# Set problem:
Check each line of the material below for "this", then copy the ones that contain it.

***** The records

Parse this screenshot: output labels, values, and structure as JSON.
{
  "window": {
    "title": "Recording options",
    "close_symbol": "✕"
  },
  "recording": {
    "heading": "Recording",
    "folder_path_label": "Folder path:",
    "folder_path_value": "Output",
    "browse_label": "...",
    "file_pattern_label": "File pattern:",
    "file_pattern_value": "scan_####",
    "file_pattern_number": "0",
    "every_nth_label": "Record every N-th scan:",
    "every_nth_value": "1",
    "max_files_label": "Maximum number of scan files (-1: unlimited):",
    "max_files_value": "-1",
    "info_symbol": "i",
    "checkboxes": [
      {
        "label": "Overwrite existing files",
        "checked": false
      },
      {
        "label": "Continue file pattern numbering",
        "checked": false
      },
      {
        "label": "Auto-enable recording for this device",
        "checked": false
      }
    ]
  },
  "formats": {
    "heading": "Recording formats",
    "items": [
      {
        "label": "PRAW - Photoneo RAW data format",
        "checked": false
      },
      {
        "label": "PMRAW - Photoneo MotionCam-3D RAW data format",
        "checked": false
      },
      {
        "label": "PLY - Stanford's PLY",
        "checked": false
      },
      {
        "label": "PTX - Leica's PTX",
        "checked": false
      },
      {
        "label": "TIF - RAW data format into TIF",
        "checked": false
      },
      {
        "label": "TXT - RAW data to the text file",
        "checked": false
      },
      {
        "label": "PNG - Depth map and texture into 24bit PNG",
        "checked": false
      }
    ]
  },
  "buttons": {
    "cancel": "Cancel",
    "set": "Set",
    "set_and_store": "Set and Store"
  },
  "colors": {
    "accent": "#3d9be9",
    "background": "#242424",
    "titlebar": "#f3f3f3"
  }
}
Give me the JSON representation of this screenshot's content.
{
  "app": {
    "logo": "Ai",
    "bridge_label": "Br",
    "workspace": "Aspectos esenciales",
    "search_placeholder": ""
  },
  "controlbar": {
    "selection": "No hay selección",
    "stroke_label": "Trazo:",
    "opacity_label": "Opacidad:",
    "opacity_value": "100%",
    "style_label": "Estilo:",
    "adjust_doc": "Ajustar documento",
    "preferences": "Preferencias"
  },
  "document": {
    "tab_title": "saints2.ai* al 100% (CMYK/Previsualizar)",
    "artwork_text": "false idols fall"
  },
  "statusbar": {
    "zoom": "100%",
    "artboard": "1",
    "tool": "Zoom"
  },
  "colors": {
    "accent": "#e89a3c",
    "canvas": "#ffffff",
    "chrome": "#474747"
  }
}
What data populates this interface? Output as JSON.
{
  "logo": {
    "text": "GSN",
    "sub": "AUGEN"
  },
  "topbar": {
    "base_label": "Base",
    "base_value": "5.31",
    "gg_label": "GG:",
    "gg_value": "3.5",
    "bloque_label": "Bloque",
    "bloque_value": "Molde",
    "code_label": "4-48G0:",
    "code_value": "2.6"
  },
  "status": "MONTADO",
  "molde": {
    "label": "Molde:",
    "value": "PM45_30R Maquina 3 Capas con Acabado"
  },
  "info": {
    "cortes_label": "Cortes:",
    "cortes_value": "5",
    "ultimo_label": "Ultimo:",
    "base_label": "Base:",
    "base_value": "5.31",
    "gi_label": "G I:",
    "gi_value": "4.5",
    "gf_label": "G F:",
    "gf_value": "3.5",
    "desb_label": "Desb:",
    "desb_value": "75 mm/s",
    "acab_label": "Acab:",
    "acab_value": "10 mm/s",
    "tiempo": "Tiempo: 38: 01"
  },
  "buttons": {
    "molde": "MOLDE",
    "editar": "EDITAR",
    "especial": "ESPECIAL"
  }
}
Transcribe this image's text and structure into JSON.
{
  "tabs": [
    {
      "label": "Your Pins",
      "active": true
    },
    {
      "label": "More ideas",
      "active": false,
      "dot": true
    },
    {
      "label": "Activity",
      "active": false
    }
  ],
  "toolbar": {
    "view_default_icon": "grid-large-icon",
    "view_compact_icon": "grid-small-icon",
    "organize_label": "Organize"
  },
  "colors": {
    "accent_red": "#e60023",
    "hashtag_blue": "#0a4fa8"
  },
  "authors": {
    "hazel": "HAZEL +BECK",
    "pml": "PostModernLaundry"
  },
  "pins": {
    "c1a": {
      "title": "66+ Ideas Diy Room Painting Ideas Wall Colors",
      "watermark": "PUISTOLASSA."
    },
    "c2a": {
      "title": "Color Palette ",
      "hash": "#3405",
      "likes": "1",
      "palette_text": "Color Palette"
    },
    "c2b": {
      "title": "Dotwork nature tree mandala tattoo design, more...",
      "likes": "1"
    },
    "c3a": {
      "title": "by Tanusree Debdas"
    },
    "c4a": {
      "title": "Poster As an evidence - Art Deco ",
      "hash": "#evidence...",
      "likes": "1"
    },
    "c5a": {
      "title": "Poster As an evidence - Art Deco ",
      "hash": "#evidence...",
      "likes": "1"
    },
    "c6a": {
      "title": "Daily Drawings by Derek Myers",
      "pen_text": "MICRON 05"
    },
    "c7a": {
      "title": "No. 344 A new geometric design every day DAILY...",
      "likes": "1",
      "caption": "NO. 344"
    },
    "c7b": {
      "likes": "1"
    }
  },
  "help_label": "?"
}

**********

# Written solution:
Parse this screenshot: output labels, values, and structure as JSON.
        "label": "Auto-enable recording for this device",
Give me the JSON representation of this screenshot's content.
What data populates this interface? Output as JSON.
Transcribe this image's text and structure into JSON.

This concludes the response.